Element box annotations:
☆ ☆ ☆ ☆

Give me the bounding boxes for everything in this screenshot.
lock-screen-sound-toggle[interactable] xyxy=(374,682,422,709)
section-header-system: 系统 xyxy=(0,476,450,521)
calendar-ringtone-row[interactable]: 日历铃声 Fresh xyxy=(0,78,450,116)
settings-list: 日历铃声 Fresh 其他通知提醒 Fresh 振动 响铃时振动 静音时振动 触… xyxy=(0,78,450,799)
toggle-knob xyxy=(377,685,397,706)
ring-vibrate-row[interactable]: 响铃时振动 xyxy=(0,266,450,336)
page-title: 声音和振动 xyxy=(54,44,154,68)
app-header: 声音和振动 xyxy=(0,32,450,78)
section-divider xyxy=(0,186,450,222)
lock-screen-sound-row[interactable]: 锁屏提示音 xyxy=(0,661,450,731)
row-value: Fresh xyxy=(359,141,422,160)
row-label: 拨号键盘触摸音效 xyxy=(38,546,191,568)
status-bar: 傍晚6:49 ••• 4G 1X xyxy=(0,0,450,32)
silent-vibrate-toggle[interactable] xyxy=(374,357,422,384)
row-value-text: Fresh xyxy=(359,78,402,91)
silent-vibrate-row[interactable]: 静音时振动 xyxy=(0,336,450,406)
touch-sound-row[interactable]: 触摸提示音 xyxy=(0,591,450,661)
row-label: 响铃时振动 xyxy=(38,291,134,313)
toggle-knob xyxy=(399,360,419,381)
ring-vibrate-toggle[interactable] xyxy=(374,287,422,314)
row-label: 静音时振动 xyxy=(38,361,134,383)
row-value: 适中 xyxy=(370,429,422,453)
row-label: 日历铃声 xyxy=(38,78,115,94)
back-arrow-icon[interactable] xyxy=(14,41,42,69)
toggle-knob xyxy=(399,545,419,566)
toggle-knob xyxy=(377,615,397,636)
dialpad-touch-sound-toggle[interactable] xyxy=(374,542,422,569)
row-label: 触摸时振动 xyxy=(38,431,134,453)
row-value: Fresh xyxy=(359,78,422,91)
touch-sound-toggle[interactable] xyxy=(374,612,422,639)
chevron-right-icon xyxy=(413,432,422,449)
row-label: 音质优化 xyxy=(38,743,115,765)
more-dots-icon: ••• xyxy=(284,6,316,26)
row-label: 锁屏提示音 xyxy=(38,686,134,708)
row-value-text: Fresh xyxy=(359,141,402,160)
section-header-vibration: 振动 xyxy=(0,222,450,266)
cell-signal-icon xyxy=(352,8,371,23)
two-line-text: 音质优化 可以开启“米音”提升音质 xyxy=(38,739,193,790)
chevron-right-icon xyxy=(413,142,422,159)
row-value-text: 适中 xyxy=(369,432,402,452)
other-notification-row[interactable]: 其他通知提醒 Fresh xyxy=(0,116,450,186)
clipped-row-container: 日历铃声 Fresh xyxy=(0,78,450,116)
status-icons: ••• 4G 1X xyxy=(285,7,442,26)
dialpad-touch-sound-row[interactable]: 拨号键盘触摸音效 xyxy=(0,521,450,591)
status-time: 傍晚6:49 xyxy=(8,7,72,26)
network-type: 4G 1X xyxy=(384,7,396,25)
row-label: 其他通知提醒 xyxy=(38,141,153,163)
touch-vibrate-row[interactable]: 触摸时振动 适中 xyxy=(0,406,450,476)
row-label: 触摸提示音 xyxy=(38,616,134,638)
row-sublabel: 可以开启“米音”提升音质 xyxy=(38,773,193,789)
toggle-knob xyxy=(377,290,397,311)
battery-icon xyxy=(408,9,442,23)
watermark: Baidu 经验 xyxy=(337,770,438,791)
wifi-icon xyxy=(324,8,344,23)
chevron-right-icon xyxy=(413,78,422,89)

☆ ☆ ☆ ☆

**What the task asks:**
Please print every line of the data above, without changing a single character.

**Solution to this task:**
Give me the bounding boxes for everything in this screenshot.
lock-screen-sound-toggle[interactable] xyxy=(374,682,422,709)
section-header-system: 系统 xyxy=(0,476,450,521)
calendar-ringtone-row[interactable]: 日历铃声 Fresh xyxy=(0,78,450,116)
settings-list: 日历铃声 Fresh 其他通知提醒 Fresh 振动 响铃时振动 静音时振动 触… xyxy=(0,78,450,799)
toggle-knob xyxy=(377,685,397,706)
ring-vibrate-row[interactable]: 响铃时振动 xyxy=(0,266,450,336)
page-title: 声音和振动 xyxy=(54,44,154,68)
app-header: 声音和振动 xyxy=(0,32,450,78)
section-divider xyxy=(0,186,450,222)
lock-screen-sound-row[interactable]: 锁屏提示音 xyxy=(0,661,450,731)
row-value: Fresh xyxy=(359,141,422,160)
row-label: 拨号键盘触摸音效 xyxy=(38,546,191,568)
status-bar: 傍晚6:49 ••• 4G 1X xyxy=(0,0,450,32)
silent-vibrate-toggle[interactable] xyxy=(374,357,422,384)
row-value-text: Fresh xyxy=(359,78,402,91)
silent-vibrate-row[interactable]: 静音时振动 xyxy=(0,336,450,406)
touch-sound-row[interactable]: 触摸提示音 xyxy=(0,591,450,661)
row-label: 响铃时振动 xyxy=(38,291,134,313)
toggle-knob xyxy=(399,360,419,381)
ring-vibrate-toggle[interactable] xyxy=(374,287,422,314)
row-label: 静音时振动 xyxy=(38,361,134,383)
row-value: 适中 xyxy=(370,429,422,453)
row-label: 日历铃声 xyxy=(38,78,115,94)
back-arrow-icon[interactable] xyxy=(14,41,42,69)
toggle-knob xyxy=(399,545,419,566)
toggle-knob xyxy=(377,615,397,636)
dialpad-touch-sound-toggle[interactable] xyxy=(374,542,422,569)
row-label: 触摸时振动 xyxy=(38,431,134,453)
row-value: Fresh xyxy=(359,78,422,91)
touch-sound-toggle[interactable] xyxy=(374,612,422,639)
chevron-right-icon xyxy=(413,432,422,449)
row-label: 音质优化 xyxy=(38,743,115,765)
more-dots-icon: ••• xyxy=(284,6,316,26)
row-label: 锁屏提示音 xyxy=(38,686,134,708)
row-value-text: Fresh xyxy=(359,141,402,160)
section-header-vibration: 振动 xyxy=(0,222,450,266)
cell-signal-icon xyxy=(352,8,371,23)
two-line-text: 音质优化 可以开启“米音”提升音质 xyxy=(38,739,193,790)
chevron-right-icon xyxy=(413,142,422,159)
row-value-text: 适中 xyxy=(369,432,402,452)
other-notification-row[interactable]: 其他通知提醒 Fresh xyxy=(0,116,450,186)
clipped-row-container: 日历铃声 Fresh xyxy=(0,78,450,116)
status-icons: ••• 4G 1X xyxy=(285,7,442,26)
dialpad-touch-sound-row[interactable]: 拨号键盘触摸音效 xyxy=(0,521,450,591)
status-time: 傍晚6:49 xyxy=(8,7,72,26)
network-type: 4G 1X xyxy=(384,7,396,25)
row-label: 其他通知提醒 xyxy=(38,141,153,163)
touch-vibrate-row[interactable]: 触摸时振动 适中 xyxy=(0,406,450,476)
row-label: 触摸提示音 xyxy=(38,616,134,638)
row-sublabel: 可以开启“米音”提升音质 xyxy=(38,773,193,789)
toggle-knob xyxy=(377,290,397,311)
battery-icon xyxy=(408,9,442,23)
watermark: Baidu 经验 xyxy=(337,770,438,791)
wifi-icon xyxy=(324,8,344,23)
chevron-right-icon xyxy=(413,78,422,89)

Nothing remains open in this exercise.